Reproduce the material verbatim from its first line through the line containing "ime-item[interactable]: 🎤 bbox=[1058, 9, 1074, 24]", including both of those lines.

-- Start of Dataset records --

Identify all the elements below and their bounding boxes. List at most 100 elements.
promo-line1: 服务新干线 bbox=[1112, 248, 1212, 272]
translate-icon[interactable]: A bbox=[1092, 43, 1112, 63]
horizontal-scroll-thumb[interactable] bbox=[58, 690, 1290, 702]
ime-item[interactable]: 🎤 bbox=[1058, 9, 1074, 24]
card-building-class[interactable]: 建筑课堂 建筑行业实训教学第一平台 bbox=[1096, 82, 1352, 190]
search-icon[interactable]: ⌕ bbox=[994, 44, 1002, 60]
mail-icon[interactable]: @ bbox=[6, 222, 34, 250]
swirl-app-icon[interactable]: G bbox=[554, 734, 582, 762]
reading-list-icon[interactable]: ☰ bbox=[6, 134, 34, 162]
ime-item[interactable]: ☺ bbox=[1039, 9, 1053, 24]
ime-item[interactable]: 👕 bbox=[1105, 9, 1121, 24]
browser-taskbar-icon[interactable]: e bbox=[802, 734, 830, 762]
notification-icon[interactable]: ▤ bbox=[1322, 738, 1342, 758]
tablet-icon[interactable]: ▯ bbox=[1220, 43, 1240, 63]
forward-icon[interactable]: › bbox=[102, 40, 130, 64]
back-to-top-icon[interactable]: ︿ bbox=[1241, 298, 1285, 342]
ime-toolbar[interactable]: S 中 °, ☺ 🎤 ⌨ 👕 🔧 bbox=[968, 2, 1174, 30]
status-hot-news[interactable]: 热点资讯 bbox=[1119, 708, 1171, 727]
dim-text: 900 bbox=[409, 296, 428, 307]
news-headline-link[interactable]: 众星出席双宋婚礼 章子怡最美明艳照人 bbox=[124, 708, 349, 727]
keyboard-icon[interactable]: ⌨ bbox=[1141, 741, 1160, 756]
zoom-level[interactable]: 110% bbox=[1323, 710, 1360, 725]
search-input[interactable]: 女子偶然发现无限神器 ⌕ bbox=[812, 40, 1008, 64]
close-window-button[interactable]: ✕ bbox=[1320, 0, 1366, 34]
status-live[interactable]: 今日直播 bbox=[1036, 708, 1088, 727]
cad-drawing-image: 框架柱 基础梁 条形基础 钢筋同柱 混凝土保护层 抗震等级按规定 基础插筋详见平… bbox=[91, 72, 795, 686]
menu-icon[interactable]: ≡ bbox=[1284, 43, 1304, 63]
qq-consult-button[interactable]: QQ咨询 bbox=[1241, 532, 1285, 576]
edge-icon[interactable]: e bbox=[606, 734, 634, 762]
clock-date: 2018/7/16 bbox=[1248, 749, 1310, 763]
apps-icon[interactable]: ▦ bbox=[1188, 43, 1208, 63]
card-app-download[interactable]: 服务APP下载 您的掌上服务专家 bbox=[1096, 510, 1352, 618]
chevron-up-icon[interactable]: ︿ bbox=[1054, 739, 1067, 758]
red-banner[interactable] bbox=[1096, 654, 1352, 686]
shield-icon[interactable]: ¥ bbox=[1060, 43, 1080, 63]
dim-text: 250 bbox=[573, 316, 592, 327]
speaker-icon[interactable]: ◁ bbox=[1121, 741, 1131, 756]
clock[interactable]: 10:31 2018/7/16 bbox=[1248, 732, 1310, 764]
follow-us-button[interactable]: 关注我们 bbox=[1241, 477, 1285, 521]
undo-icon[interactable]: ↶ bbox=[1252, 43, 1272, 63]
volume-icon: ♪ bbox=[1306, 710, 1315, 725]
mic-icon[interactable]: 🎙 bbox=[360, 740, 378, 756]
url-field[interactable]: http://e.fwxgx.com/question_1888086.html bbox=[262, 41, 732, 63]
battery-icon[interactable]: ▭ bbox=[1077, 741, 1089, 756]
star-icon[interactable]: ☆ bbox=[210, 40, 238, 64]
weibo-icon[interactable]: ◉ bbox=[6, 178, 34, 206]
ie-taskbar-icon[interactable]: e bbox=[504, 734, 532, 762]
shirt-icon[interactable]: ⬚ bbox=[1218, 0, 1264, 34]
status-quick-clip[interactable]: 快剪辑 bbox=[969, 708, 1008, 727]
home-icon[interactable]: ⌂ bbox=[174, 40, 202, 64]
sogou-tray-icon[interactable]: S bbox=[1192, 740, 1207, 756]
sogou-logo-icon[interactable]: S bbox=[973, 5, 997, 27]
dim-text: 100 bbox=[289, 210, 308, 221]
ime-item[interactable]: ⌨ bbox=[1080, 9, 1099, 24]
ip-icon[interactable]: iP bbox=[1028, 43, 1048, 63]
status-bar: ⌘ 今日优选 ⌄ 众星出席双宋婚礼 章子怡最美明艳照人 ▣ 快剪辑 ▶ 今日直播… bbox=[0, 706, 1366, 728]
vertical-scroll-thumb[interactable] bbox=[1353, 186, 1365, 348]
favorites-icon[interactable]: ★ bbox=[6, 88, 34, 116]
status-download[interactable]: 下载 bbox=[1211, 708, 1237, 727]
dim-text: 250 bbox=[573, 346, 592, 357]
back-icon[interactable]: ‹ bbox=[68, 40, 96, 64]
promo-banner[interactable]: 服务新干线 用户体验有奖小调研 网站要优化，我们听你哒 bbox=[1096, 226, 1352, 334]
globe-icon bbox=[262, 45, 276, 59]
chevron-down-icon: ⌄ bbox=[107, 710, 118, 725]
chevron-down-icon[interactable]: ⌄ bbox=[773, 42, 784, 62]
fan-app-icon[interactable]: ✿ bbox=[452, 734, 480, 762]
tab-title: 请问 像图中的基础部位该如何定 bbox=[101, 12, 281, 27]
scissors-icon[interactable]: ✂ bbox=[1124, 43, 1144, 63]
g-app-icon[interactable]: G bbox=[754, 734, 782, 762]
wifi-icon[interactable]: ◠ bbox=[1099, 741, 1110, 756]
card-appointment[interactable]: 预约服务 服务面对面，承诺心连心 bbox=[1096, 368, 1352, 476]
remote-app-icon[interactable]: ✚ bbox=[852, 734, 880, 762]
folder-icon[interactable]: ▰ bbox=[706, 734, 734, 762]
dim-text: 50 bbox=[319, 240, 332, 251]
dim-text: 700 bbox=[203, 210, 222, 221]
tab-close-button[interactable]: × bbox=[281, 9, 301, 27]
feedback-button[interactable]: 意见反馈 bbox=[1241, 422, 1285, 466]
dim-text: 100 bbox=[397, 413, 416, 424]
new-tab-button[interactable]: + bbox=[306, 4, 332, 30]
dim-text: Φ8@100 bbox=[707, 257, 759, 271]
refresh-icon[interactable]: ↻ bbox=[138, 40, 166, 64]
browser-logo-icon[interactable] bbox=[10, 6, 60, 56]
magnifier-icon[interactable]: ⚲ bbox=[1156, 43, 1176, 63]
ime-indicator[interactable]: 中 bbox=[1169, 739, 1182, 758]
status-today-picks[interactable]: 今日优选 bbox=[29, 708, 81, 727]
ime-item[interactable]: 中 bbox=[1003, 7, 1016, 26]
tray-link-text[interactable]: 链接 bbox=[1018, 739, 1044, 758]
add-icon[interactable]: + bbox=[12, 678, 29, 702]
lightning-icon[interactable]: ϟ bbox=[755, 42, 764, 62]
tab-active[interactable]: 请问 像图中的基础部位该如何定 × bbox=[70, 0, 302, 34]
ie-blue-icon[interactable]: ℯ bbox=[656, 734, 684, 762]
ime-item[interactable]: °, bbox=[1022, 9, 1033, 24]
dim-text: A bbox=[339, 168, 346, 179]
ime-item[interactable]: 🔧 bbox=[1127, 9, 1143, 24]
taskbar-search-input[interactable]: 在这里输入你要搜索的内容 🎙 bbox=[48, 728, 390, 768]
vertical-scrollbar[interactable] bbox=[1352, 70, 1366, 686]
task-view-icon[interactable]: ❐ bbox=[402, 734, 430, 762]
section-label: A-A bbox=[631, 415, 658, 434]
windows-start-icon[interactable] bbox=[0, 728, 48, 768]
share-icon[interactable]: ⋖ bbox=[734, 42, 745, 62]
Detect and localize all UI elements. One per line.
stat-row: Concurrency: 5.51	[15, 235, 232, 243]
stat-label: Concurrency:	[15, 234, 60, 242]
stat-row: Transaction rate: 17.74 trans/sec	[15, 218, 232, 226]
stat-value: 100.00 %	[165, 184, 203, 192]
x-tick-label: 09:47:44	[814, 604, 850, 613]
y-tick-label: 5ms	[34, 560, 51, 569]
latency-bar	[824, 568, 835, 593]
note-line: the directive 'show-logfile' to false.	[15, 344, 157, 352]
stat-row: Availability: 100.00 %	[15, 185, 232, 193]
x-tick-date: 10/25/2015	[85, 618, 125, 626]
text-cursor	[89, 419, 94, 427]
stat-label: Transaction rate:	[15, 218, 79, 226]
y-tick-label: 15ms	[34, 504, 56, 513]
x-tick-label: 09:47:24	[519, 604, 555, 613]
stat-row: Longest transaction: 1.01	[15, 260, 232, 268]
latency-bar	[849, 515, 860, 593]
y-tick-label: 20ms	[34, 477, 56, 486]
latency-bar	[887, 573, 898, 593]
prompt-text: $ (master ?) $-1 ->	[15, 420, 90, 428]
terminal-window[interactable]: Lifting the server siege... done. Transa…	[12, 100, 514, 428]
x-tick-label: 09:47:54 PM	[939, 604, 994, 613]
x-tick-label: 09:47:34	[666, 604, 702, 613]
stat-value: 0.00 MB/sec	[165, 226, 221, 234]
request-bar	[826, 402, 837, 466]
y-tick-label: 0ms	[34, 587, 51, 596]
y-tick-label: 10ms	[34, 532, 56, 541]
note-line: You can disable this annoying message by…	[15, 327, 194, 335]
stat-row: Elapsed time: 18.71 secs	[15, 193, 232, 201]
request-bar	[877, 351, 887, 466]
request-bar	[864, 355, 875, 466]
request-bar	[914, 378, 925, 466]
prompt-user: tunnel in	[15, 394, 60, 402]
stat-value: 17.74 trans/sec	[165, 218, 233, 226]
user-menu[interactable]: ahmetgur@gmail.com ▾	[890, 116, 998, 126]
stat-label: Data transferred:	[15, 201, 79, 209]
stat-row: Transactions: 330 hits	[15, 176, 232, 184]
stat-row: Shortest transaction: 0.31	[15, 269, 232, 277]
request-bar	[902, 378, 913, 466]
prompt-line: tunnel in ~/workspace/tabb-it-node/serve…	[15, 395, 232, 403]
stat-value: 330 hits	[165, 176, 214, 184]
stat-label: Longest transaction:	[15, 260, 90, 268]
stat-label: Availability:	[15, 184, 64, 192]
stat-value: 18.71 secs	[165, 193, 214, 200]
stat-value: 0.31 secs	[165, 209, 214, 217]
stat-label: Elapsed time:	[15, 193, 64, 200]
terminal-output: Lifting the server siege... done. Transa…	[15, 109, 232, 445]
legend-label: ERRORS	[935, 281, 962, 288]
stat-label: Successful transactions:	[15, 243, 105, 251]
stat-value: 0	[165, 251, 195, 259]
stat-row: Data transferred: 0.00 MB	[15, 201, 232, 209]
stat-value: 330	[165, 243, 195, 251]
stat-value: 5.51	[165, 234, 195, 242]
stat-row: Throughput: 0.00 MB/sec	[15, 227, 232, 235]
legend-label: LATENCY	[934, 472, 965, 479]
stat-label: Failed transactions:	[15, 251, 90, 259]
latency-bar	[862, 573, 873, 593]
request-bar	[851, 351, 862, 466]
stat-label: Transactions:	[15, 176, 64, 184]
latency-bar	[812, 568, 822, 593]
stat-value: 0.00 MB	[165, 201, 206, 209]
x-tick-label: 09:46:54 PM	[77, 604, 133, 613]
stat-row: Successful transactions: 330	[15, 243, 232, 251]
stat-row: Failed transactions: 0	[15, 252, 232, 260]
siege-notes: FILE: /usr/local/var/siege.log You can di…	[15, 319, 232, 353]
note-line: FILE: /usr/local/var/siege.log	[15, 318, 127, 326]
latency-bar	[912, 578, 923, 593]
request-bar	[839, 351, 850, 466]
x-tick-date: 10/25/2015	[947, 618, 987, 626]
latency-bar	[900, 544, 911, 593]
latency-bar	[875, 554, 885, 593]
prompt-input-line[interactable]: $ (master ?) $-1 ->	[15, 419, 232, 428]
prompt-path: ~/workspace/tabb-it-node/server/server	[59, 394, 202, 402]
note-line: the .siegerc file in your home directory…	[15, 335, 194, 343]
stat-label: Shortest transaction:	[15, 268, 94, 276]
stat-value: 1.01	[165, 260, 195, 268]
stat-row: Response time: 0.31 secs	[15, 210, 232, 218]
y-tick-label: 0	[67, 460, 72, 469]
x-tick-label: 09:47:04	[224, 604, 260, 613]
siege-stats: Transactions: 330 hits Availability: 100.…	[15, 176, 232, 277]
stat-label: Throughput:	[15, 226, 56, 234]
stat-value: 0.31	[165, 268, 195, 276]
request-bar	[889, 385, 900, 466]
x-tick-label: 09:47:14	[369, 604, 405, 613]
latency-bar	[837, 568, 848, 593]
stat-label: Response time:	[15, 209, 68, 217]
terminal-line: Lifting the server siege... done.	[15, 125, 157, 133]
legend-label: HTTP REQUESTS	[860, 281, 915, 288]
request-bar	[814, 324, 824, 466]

-- End of Dataset records --

- Exercise answer
Identify all the elements below and their bounding boxes. List at most 100 elements.
promo-line1: 服务新干线 bbox=[1112, 248, 1212, 272]
translate-icon[interactable]: A bbox=[1092, 43, 1112, 63]
horizontal-scroll-thumb[interactable] bbox=[58, 690, 1290, 702]
ime-item[interactable]: 🎤 bbox=[1058, 9, 1074, 24]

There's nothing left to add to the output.